### Work to do
Quote the whole listing word for word, please.

### Stored data entries
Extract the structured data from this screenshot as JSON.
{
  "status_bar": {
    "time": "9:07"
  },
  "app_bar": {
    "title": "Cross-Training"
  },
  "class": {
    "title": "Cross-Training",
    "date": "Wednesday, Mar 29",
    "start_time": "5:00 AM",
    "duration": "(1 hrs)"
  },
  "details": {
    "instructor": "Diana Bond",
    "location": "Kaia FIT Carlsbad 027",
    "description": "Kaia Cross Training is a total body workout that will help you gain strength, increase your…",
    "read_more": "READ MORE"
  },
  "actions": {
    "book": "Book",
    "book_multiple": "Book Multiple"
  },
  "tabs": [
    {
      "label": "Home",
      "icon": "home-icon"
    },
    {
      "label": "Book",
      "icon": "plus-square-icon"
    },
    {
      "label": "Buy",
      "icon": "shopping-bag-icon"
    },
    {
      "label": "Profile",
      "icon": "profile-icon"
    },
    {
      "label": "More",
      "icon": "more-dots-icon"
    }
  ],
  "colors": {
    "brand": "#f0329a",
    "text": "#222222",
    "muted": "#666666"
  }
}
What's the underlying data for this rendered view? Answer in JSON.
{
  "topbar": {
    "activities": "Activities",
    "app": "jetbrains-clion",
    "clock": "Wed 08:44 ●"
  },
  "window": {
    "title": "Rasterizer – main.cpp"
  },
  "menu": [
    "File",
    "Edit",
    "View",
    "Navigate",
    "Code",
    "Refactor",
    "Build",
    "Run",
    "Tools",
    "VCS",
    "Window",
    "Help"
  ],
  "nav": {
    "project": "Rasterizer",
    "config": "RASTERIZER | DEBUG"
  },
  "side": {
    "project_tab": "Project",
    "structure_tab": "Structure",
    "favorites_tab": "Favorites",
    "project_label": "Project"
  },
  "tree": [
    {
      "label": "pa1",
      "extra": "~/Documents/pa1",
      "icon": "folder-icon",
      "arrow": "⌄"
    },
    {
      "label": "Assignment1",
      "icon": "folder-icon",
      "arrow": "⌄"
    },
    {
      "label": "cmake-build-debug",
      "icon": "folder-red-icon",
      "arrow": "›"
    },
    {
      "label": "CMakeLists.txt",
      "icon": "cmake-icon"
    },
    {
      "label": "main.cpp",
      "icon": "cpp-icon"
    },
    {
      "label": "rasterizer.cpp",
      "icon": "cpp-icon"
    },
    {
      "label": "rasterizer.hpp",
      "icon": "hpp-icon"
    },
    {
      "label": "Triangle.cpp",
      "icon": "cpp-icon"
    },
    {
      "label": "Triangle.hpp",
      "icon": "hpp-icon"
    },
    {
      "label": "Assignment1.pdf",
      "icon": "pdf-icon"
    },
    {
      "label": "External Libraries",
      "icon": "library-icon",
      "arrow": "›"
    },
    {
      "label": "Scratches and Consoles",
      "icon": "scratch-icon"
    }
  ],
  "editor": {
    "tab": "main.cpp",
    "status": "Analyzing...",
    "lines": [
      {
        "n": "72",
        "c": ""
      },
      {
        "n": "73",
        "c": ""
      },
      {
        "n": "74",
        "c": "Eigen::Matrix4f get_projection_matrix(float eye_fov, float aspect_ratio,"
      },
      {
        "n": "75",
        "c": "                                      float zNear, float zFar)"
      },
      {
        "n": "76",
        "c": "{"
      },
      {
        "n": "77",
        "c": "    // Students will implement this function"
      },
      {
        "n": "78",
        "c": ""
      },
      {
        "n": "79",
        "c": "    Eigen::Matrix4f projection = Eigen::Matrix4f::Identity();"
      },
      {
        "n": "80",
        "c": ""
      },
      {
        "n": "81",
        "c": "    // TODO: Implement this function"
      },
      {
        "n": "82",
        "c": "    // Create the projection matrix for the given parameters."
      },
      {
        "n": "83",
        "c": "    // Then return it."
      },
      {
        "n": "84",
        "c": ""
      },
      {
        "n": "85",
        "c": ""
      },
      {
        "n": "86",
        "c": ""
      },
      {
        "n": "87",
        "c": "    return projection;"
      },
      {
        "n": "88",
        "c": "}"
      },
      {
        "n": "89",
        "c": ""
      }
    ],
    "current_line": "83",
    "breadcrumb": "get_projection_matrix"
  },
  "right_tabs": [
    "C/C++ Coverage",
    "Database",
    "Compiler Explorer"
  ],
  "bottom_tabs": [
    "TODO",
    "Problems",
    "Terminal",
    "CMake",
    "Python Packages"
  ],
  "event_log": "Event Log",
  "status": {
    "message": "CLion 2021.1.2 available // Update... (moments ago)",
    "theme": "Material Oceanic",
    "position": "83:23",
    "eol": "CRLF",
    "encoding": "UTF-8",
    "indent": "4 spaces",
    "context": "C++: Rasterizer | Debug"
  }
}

### Exercise solution
Extract the structured data from this screenshot as JSON.
{
  "status_bar": {
    "time": "9:07"
  },
  "app_bar": {
    "title": "Cross-Training"
  },
  "class": {
    "title": "Cross-Training",
    "date": "Wednesday, Mar 29",
    "start_time": "5:00 AM",
    "duration": "(1 hrs)"
  },
  "details": {
    "instructor": "Diana Bond",
    "location": "Kaia FIT Carlsbad 027",
    "description": "Kaia Cross Training is a total body workout that will help you gain strength, increase your…",
    "read_more": "READ MORE"
  },
  "actions": {
    "book": "Book",
    "book_multiple": "Book Multiple"
  },
  "tabs": [
    {
      "label": "Home",
      "icon": "home-icon"
    },
    {
      "label": "Book",
      "icon": "plus-square-icon"
    },
    {
      "label": "Buy",
      "icon": "shopping-bag-icon"
    },
    {
      "label": "Profile",
      "icon": "profile-icon"
    },
    {
      "label": "More",
      "icon": "more-dots-icon"
    }
  ],
  "colors": {
    "brand": "#f0329a",
    "text": "#222222",
    "muted": "#666666"
  }
}
What's the underlying data for this rendered view? Answer in JSON.
{
  "topbar": {
    "activities": "Activities",
    "app": "jetbrains-clion",
    "clock": "Wed 08:44 ●"
  },
  "window": {
    "title": "Rasterizer – main.cpp"
  },
  "menu": [
    "File",
    "Edit",
    "View",
    "Navigate",
    "Code",
    "Refactor",
    "Build",
    "Run",
    "Tools",
    "VCS",
    "Window",
    "Help"
  ],
  "nav": {
    "project": "Rasterizer",
    "config": "RASTERIZER | DEBUG"
  },
  "side": {
    "project_tab": "Project",
    "structure_tab": "Structure",
    "favorites_tab": "Favorites",
    "project_label": "Project"
  },
  "tree": [
    {
      "label": "pa1",
      "extra": "~/Documents/pa1",
      "icon": "folder-icon",
      "arrow": "⌄"
    },
    {
      "label": "Assignment1",
      "icon": "folder-icon",
      "arrow": "⌄"
    },
    {
      "label": "cmake-build-debug",
      "icon": "folder-red-icon",
      "arrow": "›"
    },
    {
      "label": "CMakeLists.txt",
      "icon": "cmake-icon"
    },
    {
      "label": "main.cpp",
      "icon": "cpp-icon"
    },
    {
      "label": "rasterizer.cpp",
      "icon": "cpp-icon"
    },
    {
      "label": "rasterizer.hpp",
      "icon": "hpp-icon"
    },
    {
      "label": "Triangle.cpp",
      "icon": "cpp-icon"
    },
    {
      "label": "Triangle.hpp",
      "icon": "hpp-icon"
    },
    {
      "label": "Assignment1.pdf",
      "icon": "pdf-icon"
    },
    {
      "label": "External Libraries",
      "icon": "library-icon",
      "arrow": "›"
    },
    {
      "label": "Scratches and Consoles",
      "icon": "scratch-icon"
    }
  ],
  "editor": {
    "tab": "main.cpp",
    "status": "Analyzing...",
    "lines": [
      {
        "n": "72",
        "c": ""
      },
      {
        "n": "73",
        "c": ""
      },
      {
        "n": "74",
        "c": "Eigen::Matrix4f get_projection_matrix(float eye_fov, float aspect_ratio,"
      },
      {
        "n": "75",
        "c": "                                      float zNear, float zFar)"
      },
      {
        "n": "76",
        "c": "{"
      },
      {
        "n": "77",
        "c": "    // Students will implement this function"
      },
      {
        "n": "78",
        "c": ""
      },
      {
        "n": "79",
        "c": "    Eigen::Matrix4f projection = Eigen::Matrix4f::Identity();"
      },
      {
        "n": "80",
        "c": ""
      },
      {
        "n": "81",
        "c": "    // TODO: Implement this function"
      },
      {
        "n": "82",
        "c": "    // Create the projection matrix for the given parameters."
      },
      {
        "n": "83",
        "c": "    // Then return it."
      },
      {
        "n": "84",
        "c": ""
      },
      {
        "n": "85",
        "c": ""
      },
      {
        "n": "86",
        "c": ""
      },
      {
        "n": "87",
        "c": "    return projection;"
      },
      {
        "n": "88",
        "c": "}"
      },
      {
        "n": "89",
        "c": ""
      }
    ],
    "current_line": "83",
    "breadcrumb": "get_projection_matrix"
  },
  "right_tabs": [
    "C/C++ Coverage",
    "Database",
    "Compiler Explorer"
  ],
  "bottom_tabs": [
    "TODO",
    "Problems",
    "Terminal",
    "CMake",
    "Python Packages"
  ],
  "event_log": "Event Log",
  "status": {
    "message": "CLion 2021.1.2 available // Update... (moments ago)",
    "theme": "Material Oceanic",
    "position": "83:23",
    "eol": "CRLF",
    "encoding": "UTF-8",
    "indent": "4 spaces",
    "context": "C++: Rasterizer | Debug"
  }
}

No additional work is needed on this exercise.